**MATERIALS PROVIDED**
[Start]

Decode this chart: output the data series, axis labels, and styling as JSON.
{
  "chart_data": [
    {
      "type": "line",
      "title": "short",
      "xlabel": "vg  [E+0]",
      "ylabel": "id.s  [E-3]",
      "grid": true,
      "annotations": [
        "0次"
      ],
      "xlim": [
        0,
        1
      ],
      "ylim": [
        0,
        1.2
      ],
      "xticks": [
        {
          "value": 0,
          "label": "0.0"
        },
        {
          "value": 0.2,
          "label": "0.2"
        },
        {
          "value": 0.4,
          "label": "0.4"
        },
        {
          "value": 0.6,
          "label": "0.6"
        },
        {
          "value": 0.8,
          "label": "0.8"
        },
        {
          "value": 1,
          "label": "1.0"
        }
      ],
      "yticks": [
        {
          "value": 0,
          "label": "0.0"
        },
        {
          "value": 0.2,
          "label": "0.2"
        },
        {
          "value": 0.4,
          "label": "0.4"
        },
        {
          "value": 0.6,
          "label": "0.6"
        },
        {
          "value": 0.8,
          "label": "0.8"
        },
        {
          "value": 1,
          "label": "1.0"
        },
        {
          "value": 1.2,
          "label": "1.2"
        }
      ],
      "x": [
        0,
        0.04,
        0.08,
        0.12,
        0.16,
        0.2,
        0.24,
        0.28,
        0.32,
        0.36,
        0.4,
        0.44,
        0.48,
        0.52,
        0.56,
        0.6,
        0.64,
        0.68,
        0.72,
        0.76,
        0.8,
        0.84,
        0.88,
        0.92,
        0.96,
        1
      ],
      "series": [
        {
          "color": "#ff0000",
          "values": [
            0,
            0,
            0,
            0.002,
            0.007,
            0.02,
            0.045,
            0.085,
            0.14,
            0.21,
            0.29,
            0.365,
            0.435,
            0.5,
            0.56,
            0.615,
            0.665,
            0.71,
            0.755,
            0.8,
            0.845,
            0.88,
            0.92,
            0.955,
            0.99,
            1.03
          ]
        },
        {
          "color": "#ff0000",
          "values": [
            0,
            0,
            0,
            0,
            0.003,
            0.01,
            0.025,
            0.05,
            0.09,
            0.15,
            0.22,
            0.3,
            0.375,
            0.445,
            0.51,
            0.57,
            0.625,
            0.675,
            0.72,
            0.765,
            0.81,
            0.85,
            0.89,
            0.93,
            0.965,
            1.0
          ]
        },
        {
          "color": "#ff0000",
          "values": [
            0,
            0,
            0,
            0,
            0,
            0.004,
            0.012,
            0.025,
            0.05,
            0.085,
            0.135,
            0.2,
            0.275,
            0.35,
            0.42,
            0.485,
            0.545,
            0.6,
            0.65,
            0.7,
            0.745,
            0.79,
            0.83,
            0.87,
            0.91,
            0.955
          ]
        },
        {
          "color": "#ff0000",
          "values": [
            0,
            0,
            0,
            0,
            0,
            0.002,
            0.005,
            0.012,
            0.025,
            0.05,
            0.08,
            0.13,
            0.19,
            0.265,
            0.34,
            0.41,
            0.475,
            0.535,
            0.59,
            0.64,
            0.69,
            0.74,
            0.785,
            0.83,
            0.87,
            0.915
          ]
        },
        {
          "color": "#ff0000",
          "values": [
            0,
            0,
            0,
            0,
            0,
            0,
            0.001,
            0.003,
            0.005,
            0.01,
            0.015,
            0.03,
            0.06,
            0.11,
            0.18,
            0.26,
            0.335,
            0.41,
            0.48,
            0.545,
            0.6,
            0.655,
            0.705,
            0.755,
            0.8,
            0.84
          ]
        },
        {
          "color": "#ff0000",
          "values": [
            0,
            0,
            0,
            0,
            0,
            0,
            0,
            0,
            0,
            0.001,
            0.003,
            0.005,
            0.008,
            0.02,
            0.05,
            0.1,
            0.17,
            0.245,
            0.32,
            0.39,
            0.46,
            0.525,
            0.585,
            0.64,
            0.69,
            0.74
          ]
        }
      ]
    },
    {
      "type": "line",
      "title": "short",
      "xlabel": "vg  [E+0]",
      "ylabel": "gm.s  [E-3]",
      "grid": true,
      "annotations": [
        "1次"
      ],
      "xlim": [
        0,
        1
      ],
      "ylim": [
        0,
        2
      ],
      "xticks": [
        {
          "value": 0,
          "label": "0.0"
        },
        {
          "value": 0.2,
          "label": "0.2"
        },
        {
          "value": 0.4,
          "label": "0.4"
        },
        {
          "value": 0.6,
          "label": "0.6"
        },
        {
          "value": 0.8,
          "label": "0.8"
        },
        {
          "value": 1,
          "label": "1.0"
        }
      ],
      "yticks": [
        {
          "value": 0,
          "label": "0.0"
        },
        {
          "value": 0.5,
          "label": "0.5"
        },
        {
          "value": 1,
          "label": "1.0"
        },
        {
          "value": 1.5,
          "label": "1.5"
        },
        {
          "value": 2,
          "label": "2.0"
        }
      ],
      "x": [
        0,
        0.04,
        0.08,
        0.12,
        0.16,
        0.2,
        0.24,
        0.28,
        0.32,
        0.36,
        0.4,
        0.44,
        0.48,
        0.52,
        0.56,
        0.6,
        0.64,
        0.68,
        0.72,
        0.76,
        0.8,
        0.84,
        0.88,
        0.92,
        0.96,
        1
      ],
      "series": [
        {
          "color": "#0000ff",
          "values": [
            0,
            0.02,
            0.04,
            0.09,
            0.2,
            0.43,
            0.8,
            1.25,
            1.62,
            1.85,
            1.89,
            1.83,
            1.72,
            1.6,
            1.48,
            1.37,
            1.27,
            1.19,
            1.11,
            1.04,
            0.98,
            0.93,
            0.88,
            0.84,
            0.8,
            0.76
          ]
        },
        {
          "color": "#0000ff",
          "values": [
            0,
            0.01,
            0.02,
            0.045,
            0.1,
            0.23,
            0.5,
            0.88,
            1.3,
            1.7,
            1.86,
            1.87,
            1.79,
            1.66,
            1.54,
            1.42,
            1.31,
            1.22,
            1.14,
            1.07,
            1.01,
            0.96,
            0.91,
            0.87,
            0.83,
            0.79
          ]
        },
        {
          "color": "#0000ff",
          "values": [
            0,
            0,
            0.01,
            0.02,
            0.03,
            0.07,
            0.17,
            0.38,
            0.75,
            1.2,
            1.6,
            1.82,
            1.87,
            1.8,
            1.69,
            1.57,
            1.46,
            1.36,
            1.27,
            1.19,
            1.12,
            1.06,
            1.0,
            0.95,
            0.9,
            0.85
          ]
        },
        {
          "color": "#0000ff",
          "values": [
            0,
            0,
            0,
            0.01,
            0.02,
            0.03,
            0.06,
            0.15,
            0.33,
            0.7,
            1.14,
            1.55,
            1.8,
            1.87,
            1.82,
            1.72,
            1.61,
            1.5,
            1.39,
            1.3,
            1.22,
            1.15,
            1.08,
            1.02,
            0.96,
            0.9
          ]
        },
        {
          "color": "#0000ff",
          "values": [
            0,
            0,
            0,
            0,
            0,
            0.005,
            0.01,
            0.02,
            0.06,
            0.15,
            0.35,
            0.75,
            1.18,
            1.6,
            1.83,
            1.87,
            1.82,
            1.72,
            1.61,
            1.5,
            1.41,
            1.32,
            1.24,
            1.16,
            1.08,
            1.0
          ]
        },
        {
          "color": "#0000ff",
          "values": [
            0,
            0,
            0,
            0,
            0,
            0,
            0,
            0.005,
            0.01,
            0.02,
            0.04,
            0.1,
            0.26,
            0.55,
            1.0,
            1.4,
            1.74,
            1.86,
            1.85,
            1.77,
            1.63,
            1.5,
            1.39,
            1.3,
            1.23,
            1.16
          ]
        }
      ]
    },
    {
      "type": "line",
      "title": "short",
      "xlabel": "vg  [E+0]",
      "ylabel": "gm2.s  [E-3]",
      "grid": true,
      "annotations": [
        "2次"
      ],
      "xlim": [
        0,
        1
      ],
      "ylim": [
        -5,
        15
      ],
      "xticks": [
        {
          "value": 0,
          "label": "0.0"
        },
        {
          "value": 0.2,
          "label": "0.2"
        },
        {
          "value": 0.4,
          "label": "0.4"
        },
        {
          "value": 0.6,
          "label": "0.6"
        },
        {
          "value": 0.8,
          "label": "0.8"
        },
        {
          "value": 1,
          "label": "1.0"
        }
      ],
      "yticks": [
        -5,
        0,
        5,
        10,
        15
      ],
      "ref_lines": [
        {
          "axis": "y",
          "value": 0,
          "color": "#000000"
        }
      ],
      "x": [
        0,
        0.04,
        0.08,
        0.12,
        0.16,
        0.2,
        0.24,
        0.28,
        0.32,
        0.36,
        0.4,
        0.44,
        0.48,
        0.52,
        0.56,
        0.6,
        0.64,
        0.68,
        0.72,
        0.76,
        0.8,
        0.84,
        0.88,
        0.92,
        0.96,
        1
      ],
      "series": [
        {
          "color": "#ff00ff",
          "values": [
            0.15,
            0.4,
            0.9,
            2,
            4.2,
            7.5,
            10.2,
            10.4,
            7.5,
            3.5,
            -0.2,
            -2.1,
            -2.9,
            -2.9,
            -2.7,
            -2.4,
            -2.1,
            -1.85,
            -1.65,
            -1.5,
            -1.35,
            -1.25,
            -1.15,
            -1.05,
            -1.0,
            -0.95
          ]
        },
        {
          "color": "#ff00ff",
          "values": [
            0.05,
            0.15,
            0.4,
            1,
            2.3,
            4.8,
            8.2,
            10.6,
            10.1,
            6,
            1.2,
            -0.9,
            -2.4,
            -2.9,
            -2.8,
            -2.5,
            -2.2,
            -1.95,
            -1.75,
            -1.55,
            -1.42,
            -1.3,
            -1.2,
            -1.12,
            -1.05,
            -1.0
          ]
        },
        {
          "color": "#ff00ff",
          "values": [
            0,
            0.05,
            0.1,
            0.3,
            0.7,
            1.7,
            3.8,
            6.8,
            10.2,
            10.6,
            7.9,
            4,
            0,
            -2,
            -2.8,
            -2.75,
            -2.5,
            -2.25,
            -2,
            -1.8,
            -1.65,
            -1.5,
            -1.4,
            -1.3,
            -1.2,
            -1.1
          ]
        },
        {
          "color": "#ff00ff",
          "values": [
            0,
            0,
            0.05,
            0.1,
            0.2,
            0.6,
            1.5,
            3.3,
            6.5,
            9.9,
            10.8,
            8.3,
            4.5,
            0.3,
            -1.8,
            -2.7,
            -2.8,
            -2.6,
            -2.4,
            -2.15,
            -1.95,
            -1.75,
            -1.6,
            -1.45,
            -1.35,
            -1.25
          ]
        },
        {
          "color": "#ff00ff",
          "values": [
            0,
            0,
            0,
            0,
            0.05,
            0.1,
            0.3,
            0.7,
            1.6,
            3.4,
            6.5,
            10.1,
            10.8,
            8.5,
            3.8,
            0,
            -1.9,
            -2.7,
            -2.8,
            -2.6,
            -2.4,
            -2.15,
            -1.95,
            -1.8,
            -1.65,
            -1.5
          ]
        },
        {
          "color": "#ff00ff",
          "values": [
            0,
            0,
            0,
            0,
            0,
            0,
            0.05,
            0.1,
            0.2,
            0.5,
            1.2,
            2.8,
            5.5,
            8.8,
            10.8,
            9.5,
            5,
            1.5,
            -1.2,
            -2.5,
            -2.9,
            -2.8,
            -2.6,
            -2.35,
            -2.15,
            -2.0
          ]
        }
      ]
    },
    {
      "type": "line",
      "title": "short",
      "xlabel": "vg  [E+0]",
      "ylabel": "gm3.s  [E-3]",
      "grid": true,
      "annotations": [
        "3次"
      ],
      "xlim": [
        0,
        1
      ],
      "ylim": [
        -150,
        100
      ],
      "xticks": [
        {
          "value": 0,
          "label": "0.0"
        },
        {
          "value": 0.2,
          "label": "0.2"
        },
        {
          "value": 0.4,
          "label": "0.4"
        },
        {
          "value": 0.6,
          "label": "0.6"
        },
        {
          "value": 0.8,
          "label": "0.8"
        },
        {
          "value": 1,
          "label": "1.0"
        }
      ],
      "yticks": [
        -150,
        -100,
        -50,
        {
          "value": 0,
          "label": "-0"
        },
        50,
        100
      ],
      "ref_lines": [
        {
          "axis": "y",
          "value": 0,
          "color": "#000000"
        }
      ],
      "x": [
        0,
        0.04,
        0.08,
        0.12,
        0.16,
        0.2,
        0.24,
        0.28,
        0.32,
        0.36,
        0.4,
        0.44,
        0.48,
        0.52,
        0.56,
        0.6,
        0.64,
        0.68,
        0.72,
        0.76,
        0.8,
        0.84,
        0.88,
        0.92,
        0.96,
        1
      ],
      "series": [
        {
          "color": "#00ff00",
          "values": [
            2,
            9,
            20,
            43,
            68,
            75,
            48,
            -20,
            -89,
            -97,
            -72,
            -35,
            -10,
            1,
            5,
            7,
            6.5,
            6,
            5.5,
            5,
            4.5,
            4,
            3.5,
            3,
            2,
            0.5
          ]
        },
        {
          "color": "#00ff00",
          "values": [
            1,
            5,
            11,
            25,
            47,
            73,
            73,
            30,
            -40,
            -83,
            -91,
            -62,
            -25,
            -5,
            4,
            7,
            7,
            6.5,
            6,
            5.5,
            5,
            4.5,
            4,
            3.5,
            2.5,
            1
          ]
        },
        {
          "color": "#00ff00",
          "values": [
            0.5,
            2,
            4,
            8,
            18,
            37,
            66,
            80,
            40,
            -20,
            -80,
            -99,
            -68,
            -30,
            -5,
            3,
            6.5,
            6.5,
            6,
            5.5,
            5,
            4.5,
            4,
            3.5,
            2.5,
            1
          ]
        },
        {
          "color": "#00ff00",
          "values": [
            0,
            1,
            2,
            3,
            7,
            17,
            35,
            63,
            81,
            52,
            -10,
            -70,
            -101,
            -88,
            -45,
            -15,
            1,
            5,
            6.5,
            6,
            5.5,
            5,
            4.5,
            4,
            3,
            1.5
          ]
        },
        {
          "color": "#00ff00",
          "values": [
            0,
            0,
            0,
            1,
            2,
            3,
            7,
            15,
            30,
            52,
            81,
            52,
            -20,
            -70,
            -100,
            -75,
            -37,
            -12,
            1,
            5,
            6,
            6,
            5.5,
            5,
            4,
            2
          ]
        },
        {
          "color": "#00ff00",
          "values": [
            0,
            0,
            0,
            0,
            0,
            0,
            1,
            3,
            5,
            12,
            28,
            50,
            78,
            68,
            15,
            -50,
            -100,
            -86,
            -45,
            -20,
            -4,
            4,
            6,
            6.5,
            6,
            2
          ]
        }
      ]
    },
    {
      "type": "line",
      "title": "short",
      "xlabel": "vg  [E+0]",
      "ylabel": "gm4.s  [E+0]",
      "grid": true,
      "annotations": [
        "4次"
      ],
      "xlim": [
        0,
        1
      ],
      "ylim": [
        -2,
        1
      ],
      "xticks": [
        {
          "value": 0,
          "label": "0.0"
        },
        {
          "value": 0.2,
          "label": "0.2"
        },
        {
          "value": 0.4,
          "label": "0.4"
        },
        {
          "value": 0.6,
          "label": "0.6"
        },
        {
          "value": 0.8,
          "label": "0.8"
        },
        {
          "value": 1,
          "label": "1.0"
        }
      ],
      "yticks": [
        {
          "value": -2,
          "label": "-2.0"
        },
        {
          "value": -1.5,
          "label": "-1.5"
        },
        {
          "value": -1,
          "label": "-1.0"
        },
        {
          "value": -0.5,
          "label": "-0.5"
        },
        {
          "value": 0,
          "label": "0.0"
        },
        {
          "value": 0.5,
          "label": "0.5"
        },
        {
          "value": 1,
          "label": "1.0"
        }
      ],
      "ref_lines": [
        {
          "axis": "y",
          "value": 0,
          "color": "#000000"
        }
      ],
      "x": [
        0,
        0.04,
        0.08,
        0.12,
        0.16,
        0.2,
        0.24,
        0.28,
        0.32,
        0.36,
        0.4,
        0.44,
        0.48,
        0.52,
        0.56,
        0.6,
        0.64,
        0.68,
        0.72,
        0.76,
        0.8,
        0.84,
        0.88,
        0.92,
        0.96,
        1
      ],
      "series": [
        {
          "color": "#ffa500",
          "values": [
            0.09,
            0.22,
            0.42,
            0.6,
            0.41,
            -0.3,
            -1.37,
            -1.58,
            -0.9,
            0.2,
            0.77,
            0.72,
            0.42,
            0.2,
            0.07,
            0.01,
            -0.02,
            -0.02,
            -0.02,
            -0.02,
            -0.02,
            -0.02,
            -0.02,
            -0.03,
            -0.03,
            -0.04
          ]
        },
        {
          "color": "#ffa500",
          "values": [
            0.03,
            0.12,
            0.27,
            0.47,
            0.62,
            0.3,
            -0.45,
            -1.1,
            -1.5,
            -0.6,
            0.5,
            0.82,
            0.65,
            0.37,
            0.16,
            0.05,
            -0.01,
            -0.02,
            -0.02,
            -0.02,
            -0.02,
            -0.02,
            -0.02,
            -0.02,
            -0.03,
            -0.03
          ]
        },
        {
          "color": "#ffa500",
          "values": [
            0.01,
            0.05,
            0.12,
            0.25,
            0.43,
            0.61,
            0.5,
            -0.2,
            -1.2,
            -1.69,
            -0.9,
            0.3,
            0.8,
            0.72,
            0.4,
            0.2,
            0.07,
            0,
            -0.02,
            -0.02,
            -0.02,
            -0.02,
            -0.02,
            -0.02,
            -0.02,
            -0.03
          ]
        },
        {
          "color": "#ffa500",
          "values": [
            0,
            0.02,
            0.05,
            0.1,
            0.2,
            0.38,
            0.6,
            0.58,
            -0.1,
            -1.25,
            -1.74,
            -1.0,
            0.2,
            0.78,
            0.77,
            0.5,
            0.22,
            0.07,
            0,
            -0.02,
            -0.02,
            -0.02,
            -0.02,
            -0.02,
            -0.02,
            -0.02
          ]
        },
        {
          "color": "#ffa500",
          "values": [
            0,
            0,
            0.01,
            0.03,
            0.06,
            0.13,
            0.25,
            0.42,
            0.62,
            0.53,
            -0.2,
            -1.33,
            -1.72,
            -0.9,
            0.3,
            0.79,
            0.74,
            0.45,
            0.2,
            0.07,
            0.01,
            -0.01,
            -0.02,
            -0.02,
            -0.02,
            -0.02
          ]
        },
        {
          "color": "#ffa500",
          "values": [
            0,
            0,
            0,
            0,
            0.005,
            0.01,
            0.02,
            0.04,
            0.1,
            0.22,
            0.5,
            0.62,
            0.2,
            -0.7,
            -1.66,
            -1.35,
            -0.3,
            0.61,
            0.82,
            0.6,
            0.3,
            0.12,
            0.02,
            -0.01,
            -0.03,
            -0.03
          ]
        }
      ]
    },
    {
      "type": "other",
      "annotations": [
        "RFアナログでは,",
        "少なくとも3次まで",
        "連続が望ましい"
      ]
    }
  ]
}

[End]

**EXERCISE BRIEF**
Look through the data above. Each line containing the word "ylabel" needs to be copied.

**RESULT OF THIS TASK**
      "ylabel": "id.s  [E-3]",
      "ylabel": "gm.s  [E-3]",
      "ylabel": "gm2.s  [E-3]",
      "ylabel": "gm3.s  [E-3]",
      "ylabel": "gm4.s  [E+0]",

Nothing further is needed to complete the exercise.